GOAL:
In the material below, list every line carrying the string "type".

MATERIAL SHOWN:
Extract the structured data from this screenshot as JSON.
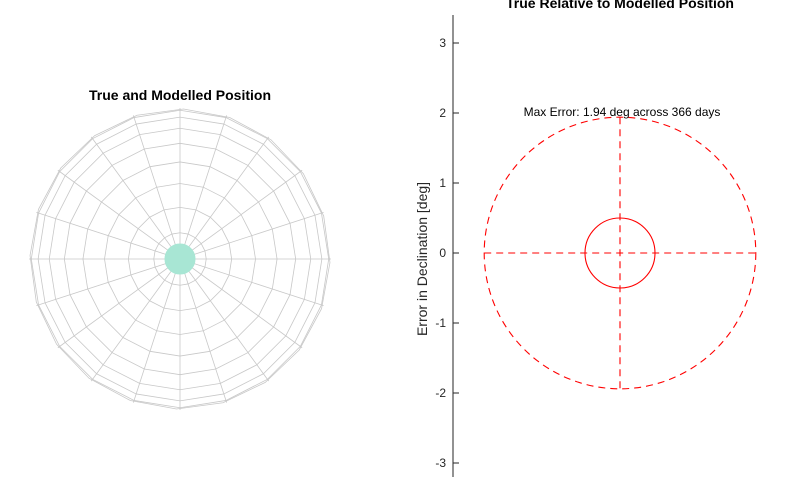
{
  "chart_data": [
    {
      "type": "polar-sphere",
      "title": "True and Modelled Position",
      "grid": true,
      "colors": {
        "grid": "#c8c8c8",
        "marker": "#a8e6d4"
      }
    },
    {
      "type": "line",
      "title": "True Relative to Modelled Position",
      "xlabel": "",
      "ylabel": "Error in Declination [deg]",
      "ylim": [
        -3.2,
        3.4
      ],
      "xlim": [
        -2.0,
        2.0
      ],
      "yticks": [
        3,
        2,
        1,
        0,
        -1,
        -2,
        -3
      ],
      "ytick_labels": [
        "3",
        "2",
        "1",
        "0",
        "-1",
        "-2",
        "-3"
      ],
      "annotation": "Max Error: 1.94 deg across 366 days",
      "colors": {
        "series": "#ff0000",
        "axis": "#262626"
      },
      "series": [
        {
          "style": "dashed",
          "shape": "circle",
          "radius": 1.94,
          "center": [
            0,
            0
          ]
        },
        {
          "style": "solid",
          "shape": "circle",
          "radius": 0.5,
          "center": [
            0,
            0
          ]
        },
        {
          "style": "dashed",
          "shape": "crosshair",
          "extent": 1.94
        }
      ]
    }
  ]
}
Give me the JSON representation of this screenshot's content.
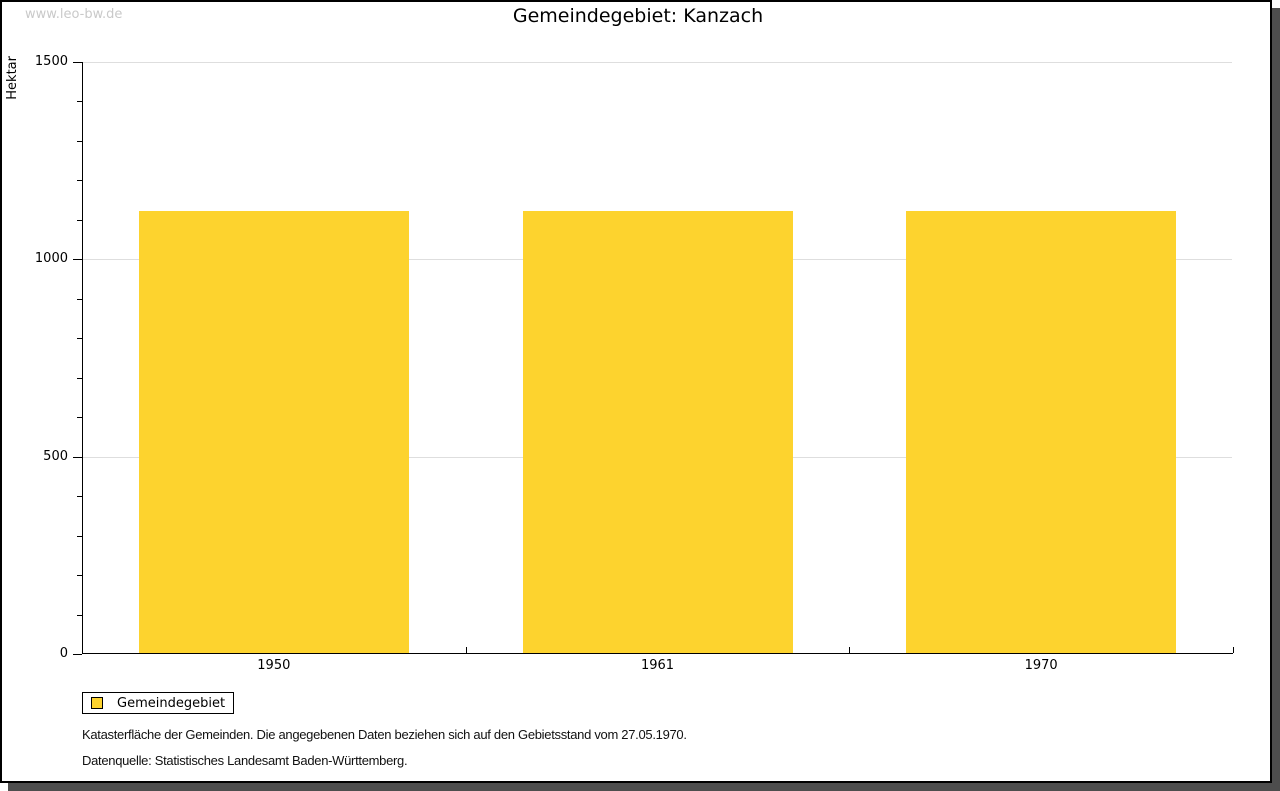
{
  "watermark": "www.leo-bw.de",
  "title": "Gemeindegebiet: Kanzach",
  "chart_data": {
    "type": "bar",
    "title": "Gemeindegebiet: Kanzach",
    "categories": [
      "1950",
      "1961",
      "1970"
    ],
    "series": [
      {
        "name": "Gemeindegebiet",
        "values": [
          1120,
          1120,
          1120
        ]
      }
    ],
    "xlabel": "",
    "ylabel": "Hektar",
    "ylim": [
      0,
      1500
    ],
    "yticks": [
      0,
      500,
      1000,
      1500
    ],
    "ytick_labels": [
      "0",
      "500",
      "1000",
      "1500"
    ],
    "minor_tick_step": 100,
    "grid": "horizontal-at-major-ticks",
    "legend_position": "bottom-left-boxed",
    "bar_color": "#fdd32e"
  },
  "legend": {
    "items": [
      {
        "label": "Gemeindegebiet",
        "color": "#fdd32e"
      }
    ]
  },
  "footnotes": [
    "Katasterfläche der Gemeinden. Die angegebenen Daten beziehen sich auf den Gebietsstand vom 27.05.1970.",
    "Datenquelle: Statistisches Landesamt Baden-Württemberg."
  ],
  "colors": {
    "bar": "#fdd32e",
    "gridline": "#dedede",
    "axis": "#000000",
    "watermark": "#c9c9c9",
    "frame_shadow": "#4d4d4d",
    "background": "#ffffff"
  }
}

RESULT OF THE TASK:
      "type": "polar-sphere",
      "type": "line",
    "type": "bar",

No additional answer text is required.